State the number of lines below in which the word "miesięcznie" appears. Nothing else belongs in the answer.

**Dataset entries**:
========================

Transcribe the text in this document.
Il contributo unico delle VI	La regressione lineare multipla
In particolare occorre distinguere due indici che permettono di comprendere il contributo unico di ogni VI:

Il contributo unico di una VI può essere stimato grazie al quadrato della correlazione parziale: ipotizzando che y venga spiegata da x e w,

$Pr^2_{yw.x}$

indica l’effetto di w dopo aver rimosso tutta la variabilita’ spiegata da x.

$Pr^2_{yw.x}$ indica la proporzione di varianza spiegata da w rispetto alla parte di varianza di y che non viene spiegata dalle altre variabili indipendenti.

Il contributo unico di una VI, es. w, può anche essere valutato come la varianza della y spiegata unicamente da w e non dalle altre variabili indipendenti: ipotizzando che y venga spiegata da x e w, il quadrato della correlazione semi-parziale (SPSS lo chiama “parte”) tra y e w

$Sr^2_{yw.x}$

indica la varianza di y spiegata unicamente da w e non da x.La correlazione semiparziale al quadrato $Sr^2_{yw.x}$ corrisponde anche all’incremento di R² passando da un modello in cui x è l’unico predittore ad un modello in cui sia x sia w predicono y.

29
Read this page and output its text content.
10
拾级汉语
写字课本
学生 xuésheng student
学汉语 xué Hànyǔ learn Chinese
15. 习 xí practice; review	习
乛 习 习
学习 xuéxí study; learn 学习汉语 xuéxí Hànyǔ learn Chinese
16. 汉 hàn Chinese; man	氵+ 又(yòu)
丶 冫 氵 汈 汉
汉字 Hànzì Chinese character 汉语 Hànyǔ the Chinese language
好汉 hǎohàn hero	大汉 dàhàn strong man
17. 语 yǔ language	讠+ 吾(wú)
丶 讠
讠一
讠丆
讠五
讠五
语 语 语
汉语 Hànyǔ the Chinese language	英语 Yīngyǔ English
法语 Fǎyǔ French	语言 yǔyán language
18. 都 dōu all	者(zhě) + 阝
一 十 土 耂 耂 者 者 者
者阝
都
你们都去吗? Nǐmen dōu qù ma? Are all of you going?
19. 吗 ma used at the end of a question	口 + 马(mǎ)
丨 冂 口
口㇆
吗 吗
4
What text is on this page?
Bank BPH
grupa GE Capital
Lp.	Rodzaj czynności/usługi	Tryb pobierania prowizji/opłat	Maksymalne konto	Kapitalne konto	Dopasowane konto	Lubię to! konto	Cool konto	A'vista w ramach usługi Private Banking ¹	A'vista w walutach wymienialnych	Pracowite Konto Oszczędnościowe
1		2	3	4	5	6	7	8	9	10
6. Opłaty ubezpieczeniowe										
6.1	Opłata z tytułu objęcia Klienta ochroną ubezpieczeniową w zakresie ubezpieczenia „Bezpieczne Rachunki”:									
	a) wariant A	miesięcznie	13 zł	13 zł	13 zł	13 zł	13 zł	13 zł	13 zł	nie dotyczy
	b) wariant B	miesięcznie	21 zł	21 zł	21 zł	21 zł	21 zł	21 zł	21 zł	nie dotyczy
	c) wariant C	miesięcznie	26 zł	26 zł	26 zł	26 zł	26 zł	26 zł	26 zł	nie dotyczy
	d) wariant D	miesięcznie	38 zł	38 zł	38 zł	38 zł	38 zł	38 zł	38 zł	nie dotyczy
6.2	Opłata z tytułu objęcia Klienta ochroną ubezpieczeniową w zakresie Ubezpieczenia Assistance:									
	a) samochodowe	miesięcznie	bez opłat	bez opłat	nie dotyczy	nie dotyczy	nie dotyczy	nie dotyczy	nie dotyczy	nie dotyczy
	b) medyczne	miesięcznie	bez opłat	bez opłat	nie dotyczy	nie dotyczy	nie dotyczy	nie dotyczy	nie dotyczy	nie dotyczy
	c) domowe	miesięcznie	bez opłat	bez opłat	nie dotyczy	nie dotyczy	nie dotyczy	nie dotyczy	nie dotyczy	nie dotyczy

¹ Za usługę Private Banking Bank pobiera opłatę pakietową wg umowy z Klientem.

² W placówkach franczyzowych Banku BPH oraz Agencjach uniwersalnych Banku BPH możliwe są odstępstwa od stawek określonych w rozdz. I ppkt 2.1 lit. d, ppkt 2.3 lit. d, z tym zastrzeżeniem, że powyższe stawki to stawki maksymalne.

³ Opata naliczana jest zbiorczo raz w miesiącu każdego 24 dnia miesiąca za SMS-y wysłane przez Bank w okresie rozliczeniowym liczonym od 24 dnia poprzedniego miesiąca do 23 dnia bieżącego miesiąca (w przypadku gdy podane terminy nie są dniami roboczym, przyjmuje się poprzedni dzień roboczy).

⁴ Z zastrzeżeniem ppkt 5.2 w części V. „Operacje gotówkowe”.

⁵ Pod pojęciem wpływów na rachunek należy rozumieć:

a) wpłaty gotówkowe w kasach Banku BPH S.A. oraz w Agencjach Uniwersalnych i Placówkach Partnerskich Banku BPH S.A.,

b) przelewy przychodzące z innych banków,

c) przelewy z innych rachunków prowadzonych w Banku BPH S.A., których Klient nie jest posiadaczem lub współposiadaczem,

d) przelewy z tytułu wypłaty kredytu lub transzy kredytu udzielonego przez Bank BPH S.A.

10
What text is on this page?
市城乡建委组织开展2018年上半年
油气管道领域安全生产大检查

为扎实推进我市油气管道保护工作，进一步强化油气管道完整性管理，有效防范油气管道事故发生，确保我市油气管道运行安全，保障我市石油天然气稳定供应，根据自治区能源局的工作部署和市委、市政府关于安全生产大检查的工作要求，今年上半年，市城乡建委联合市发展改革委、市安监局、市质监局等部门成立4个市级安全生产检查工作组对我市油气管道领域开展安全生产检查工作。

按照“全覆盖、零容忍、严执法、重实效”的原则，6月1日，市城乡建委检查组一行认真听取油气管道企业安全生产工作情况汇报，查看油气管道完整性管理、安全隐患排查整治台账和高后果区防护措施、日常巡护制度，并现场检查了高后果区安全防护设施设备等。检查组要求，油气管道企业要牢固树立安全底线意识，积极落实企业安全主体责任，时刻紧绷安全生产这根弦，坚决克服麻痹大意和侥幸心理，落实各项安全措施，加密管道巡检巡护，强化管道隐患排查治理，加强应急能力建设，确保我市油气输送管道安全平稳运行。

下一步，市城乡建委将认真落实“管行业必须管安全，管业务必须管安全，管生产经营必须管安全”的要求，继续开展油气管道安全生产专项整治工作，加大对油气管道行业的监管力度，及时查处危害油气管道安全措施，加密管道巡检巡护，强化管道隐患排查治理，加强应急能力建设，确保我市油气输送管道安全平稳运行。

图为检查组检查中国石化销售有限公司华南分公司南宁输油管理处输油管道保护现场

========================

**IN RESPONSE**: 7